__Exercise requirements__.
Return all lines that include the string "Tools".

[Dataset items]
>>>>

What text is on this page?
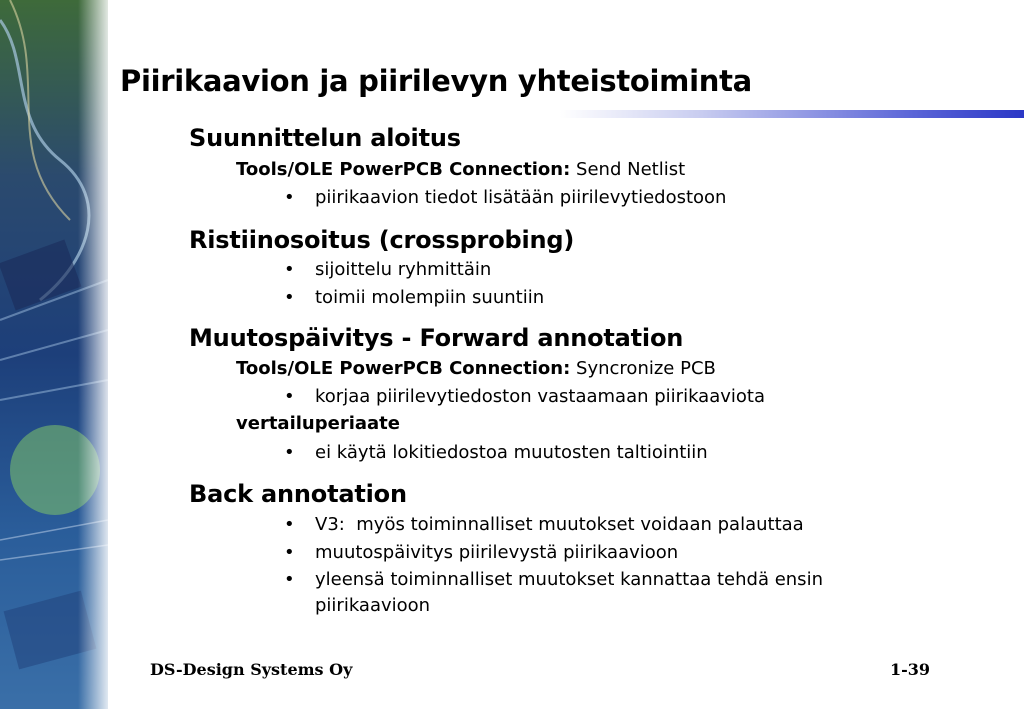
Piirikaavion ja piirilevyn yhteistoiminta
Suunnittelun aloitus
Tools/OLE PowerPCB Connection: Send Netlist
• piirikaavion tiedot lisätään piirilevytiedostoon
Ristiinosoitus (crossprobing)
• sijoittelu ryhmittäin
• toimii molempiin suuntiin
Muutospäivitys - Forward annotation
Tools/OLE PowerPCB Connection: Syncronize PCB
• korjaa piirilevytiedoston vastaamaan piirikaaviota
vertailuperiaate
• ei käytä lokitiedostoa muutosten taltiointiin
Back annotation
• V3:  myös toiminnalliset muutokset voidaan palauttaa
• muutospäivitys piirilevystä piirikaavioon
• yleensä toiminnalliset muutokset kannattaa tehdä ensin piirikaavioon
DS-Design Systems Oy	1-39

<<<<
>>>>

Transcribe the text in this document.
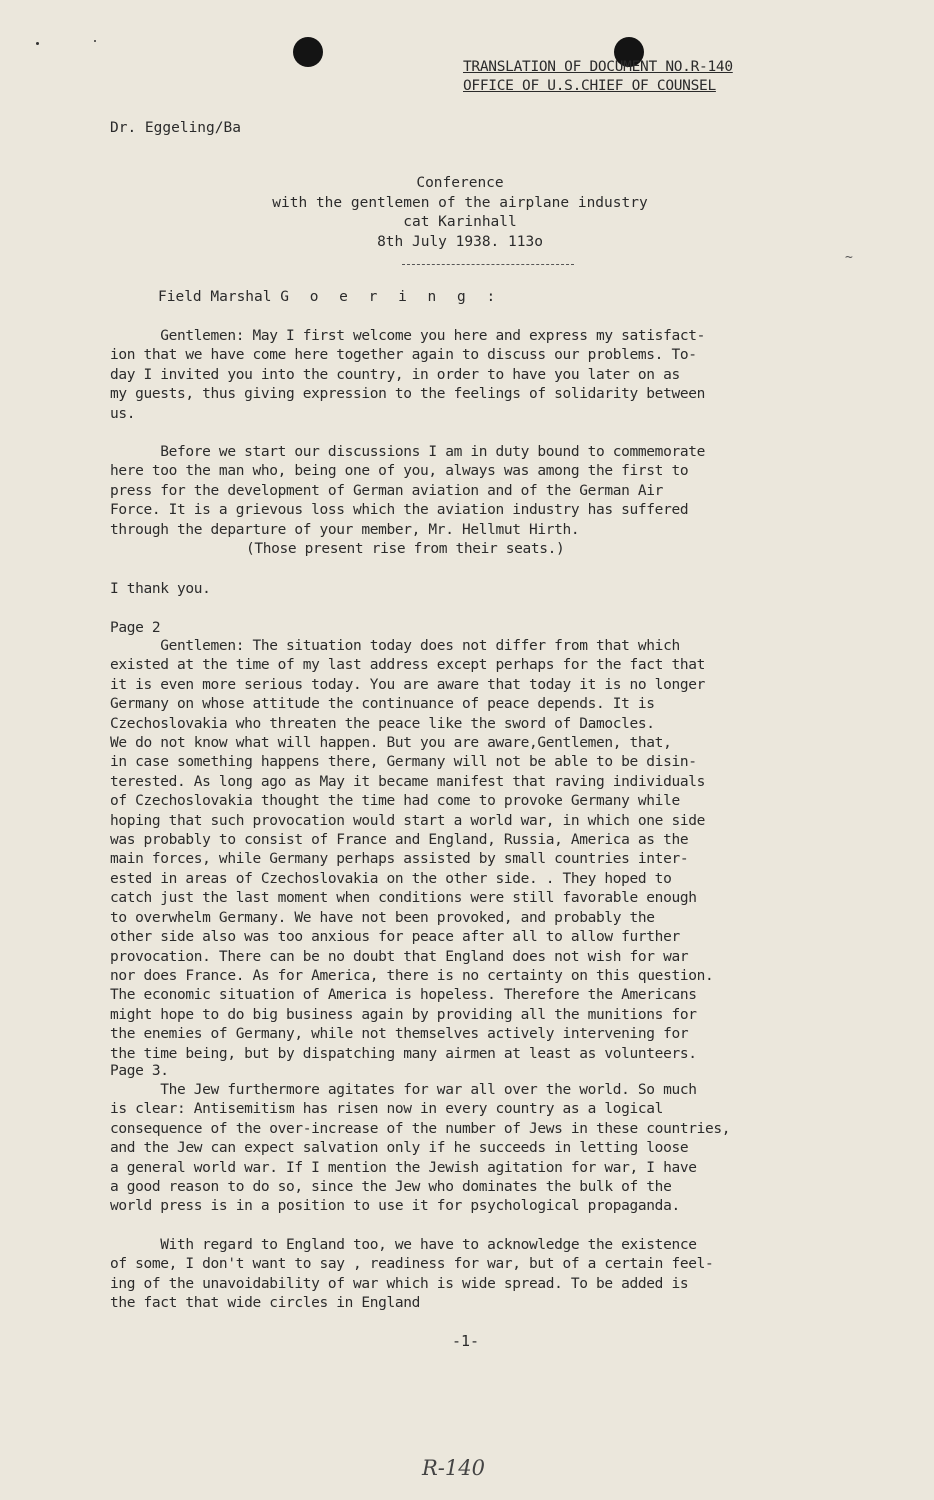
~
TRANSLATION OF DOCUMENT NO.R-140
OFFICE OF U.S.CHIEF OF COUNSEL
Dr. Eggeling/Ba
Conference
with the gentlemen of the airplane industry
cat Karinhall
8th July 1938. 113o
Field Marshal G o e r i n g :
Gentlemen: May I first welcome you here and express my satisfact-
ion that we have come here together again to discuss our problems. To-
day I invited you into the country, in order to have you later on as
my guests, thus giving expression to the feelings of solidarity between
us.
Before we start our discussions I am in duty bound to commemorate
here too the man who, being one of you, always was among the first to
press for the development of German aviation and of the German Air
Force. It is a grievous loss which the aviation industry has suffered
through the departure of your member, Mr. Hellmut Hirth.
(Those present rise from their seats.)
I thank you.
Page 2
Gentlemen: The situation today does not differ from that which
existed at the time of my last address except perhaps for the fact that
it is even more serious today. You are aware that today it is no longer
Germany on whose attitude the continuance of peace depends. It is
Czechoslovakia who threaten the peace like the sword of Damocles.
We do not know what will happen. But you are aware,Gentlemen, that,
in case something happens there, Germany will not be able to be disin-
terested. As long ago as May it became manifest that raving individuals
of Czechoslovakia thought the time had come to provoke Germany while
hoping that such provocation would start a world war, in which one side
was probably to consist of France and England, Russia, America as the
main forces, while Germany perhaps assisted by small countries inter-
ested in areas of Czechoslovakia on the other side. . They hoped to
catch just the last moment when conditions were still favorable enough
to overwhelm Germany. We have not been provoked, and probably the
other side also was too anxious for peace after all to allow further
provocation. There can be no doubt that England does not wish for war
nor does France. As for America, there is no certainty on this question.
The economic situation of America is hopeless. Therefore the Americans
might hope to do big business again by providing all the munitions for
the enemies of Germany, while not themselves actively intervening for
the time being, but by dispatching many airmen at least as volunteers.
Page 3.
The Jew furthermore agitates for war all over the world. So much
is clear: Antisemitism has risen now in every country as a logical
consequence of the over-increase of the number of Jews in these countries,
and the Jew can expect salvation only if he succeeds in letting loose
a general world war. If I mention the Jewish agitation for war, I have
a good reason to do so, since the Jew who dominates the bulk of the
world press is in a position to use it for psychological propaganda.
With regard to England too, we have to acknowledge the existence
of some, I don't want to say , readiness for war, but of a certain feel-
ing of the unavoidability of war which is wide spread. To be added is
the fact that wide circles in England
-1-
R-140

<<<<
>>>>

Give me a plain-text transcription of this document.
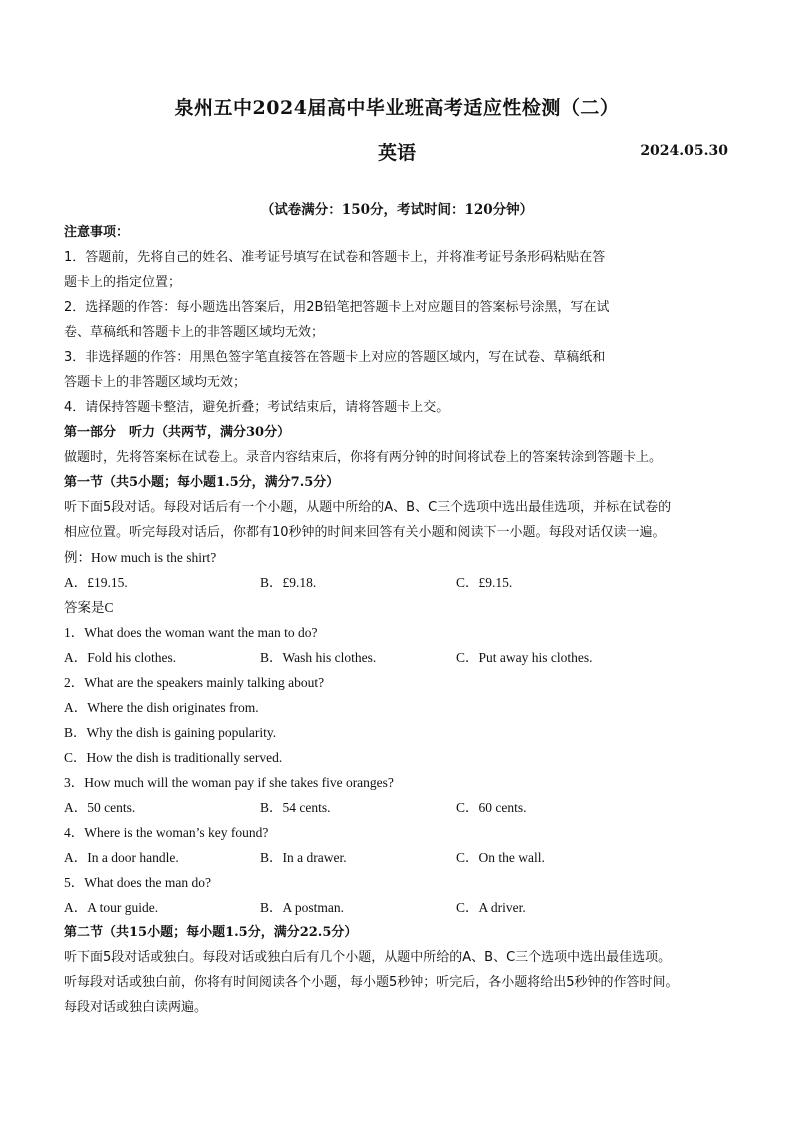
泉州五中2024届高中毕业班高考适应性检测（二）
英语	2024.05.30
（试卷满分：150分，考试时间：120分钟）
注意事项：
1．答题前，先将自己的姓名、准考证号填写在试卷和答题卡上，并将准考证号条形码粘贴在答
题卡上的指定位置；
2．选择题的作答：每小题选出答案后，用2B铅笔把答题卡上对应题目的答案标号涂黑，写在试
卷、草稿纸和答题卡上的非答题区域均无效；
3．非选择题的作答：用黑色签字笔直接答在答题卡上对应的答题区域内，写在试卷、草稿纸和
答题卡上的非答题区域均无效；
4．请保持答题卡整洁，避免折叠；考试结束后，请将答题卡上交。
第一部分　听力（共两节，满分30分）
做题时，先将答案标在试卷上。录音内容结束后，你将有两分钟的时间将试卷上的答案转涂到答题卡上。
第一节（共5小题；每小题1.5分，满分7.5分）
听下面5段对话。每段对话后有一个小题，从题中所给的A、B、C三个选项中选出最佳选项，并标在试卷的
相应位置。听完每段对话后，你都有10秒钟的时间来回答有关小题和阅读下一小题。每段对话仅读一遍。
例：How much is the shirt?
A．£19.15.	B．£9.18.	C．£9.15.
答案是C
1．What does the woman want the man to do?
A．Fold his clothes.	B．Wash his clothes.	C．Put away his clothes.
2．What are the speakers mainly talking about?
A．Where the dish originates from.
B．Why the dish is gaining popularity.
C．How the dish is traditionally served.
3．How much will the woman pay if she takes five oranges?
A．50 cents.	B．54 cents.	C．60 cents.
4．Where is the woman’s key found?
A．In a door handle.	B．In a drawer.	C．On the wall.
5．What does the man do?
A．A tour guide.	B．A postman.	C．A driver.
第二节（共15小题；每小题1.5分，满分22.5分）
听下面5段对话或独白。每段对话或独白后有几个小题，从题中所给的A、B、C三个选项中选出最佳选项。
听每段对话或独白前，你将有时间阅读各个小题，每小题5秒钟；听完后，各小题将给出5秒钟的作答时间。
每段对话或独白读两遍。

<<<<

__Output below__.
Tools/OLE PowerPCB Connection: Send Netlist
Tools/OLE PowerPCB Connection: Syncronize PCB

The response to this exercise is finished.